Given instruction:
Report every line of the records below that contains the string "range", copying each such line in full. Case counts.

··· Dataset records

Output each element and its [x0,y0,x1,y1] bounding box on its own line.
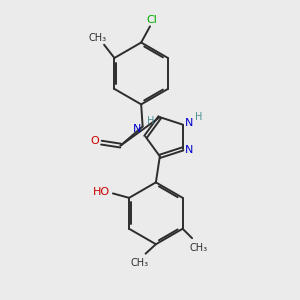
Text: CH₃: CH₃ [130,258,148,268]
Text: Cl: Cl [146,15,157,25]
Text: H: H [195,112,203,122]
Text: N: N [185,145,194,155]
Text: N: N [133,124,142,134]
Text: H: H [147,116,155,126]
Text: N: N [185,118,194,128]
Text: CH₃: CH₃ [190,243,208,253]
Text: CH₃: CH₃ [88,33,107,43]
Text: O: O [91,136,99,146]
Text: HO: HO [93,187,110,197]
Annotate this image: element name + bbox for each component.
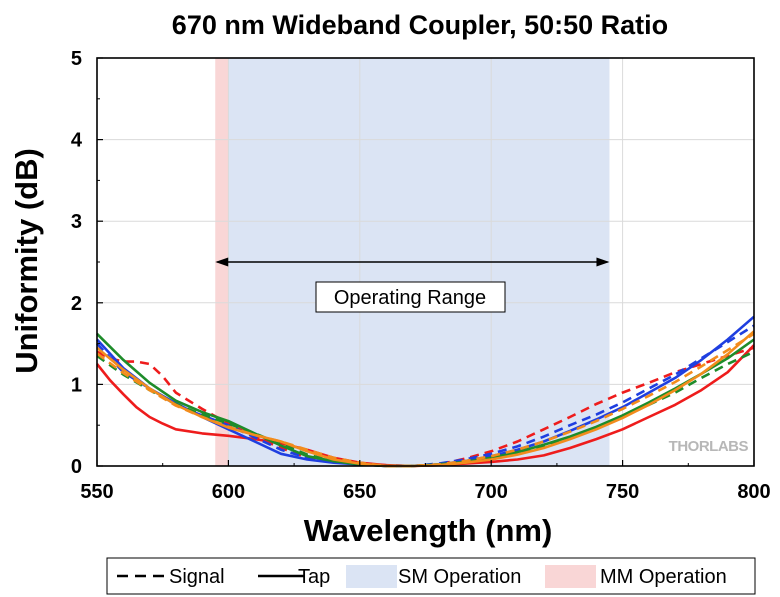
legend-signal-label: Signal xyxy=(169,566,225,588)
thorlabs-logo: THORLABS xyxy=(669,438,749,455)
x-tick-label-550: 550 xyxy=(80,481,113,503)
legend-mm-operation-label: MM Operation xyxy=(600,566,727,588)
legend-tap-label: Tap xyxy=(298,566,330,588)
y-tick-label-3: 3 xyxy=(71,211,82,233)
x-tick-label-750: 750 xyxy=(606,481,639,503)
x-axis-title: Wavelength (nm) xyxy=(304,513,553,548)
legend-sm-operation-swatch xyxy=(346,565,397,588)
chart-title: 670 nm Wideband Coupler, 50:50 Ratio xyxy=(172,10,668,40)
y-tick-label-0: 0 xyxy=(71,456,82,478)
x-tick-label-650: 650 xyxy=(343,481,376,503)
legend-sm-operation-label: SM Operation xyxy=(398,566,521,588)
y-tick-label-5: 5 xyxy=(71,48,82,70)
x-tick-label-600: 600 xyxy=(212,481,245,503)
legend-box xyxy=(106,557,756,595)
y-tick-label-1: 1 xyxy=(71,374,82,396)
legend-mm-operation-swatch xyxy=(545,565,596,588)
range-arrow-left-head xyxy=(215,257,229,267)
legend: Signal Tap SM Operation MM Operation xyxy=(106,557,756,595)
x-tick-label-800: 800 xyxy=(737,481,770,503)
operating-range-annotation: Operating Range xyxy=(215,257,610,313)
range-label-box xyxy=(315,281,506,313)
ticks: 550 600 650 700 750 800 0 1 2 3 4 5 xyxy=(71,48,771,503)
y-tick-label-2: 2 xyxy=(71,293,82,315)
x-tick-label-700: 700 xyxy=(475,481,508,503)
logo-text: THORLABS xyxy=(669,438,749,455)
range-arrow-right-head xyxy=(596,257,610,267)
range-label: Operating Range xyxy=(334,287,486,309)
y-tick-label-4: 4 xyxy=(71,130,83,152)
y-axis-title: Uniformity (dB) xyxy=(9,148,44,374)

······

Solved problem:
range-arrow-left-head xyxy=(215,257,229,267)
operating-range-annotation: Operating Range xyxy=(215,257,610,313)
range-label-box xyxy=(315,281,506,313)
range-arrow-right-head xyxy=(596,257,610,267)
range-label: Operating Range xyxy=(334,287,486,309)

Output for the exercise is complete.